Below are the records; locate each line with the word "제출서류" and copy it.

#### Information given:
━━━━━━━━━━
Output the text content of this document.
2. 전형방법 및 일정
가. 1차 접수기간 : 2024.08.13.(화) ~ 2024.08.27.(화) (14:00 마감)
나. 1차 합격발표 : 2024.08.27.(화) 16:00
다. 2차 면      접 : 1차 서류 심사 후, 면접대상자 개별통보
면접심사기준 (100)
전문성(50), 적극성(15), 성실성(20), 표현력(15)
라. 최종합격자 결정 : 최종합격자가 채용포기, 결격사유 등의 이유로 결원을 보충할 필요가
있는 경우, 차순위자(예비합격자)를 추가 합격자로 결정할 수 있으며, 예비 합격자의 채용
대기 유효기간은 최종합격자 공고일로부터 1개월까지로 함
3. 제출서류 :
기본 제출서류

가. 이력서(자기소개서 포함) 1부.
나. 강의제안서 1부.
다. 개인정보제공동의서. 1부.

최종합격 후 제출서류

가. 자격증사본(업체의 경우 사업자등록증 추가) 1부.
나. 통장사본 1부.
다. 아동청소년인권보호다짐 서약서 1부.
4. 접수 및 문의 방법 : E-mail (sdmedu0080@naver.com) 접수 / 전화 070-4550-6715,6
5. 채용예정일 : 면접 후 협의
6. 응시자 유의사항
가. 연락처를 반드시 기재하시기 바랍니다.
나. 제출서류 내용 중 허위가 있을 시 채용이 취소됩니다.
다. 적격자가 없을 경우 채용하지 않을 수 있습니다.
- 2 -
━━━━━━━━━━
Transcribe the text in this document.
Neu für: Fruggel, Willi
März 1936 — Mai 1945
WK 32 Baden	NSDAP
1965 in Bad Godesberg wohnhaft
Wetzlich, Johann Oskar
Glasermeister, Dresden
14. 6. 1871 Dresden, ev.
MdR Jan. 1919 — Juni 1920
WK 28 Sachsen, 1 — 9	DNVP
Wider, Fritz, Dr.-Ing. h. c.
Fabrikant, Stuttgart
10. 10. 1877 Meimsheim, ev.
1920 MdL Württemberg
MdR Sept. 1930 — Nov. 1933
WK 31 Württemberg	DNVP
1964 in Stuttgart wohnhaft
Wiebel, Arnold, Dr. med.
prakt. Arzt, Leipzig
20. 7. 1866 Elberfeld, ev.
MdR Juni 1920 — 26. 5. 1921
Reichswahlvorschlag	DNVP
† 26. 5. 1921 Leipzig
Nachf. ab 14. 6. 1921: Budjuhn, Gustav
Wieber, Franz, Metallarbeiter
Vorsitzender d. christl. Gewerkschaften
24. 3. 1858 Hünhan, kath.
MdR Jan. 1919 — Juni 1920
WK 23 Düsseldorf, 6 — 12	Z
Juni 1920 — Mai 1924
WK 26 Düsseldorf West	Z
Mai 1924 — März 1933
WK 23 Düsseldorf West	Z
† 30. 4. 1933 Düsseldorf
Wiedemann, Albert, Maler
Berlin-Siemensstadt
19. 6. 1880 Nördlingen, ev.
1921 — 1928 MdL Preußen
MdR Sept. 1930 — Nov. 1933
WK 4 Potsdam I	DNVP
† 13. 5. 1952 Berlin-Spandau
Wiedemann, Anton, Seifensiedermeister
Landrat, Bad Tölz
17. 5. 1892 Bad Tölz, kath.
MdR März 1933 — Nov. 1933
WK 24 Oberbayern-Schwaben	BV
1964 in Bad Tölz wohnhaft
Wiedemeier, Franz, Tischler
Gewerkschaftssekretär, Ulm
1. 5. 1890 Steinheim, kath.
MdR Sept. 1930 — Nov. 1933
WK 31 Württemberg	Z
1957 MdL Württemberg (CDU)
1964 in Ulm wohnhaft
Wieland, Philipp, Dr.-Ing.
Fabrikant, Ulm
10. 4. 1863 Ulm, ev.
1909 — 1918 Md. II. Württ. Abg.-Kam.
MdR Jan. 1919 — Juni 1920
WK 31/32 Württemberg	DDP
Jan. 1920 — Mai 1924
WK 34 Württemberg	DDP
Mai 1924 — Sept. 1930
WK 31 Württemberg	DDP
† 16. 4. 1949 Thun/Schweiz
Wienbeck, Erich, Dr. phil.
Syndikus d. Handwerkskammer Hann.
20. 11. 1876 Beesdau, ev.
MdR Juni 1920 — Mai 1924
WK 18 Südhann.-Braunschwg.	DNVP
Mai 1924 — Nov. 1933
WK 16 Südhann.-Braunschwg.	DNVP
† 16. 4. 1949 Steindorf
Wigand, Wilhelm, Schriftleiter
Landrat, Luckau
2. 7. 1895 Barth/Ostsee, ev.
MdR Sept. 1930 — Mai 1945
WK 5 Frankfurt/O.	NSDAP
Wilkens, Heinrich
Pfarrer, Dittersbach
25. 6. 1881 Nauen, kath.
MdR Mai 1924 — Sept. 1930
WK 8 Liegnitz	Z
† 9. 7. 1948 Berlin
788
━━━━━━━━━━
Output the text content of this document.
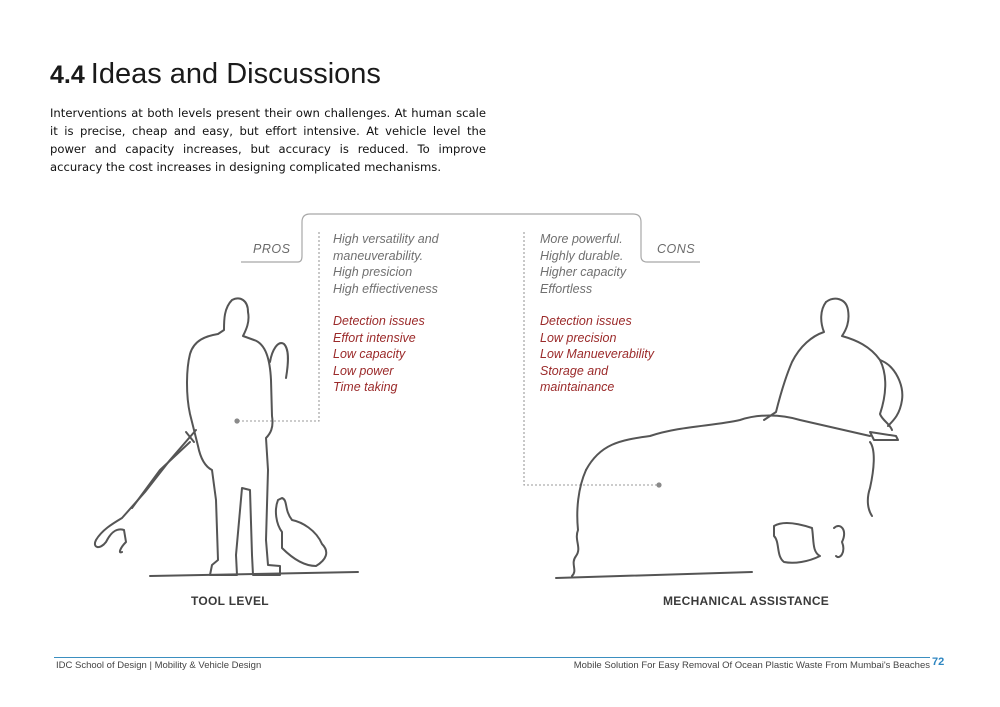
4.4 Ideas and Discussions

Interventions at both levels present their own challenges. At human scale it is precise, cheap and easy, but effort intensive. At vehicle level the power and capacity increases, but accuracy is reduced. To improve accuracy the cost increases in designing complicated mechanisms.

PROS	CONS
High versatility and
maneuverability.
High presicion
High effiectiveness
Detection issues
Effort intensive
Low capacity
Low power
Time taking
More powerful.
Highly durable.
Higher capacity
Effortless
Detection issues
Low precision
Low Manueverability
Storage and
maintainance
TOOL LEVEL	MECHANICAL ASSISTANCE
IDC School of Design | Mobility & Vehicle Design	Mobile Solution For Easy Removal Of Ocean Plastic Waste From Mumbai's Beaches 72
━━━━━━━━━━
#### Answer in full:
3. 제출서류 :
기본 제출서류
최종합격 후 제출서류
나. 제출서류 내용 중 허위가 있을 시 채용이 취소됩니다.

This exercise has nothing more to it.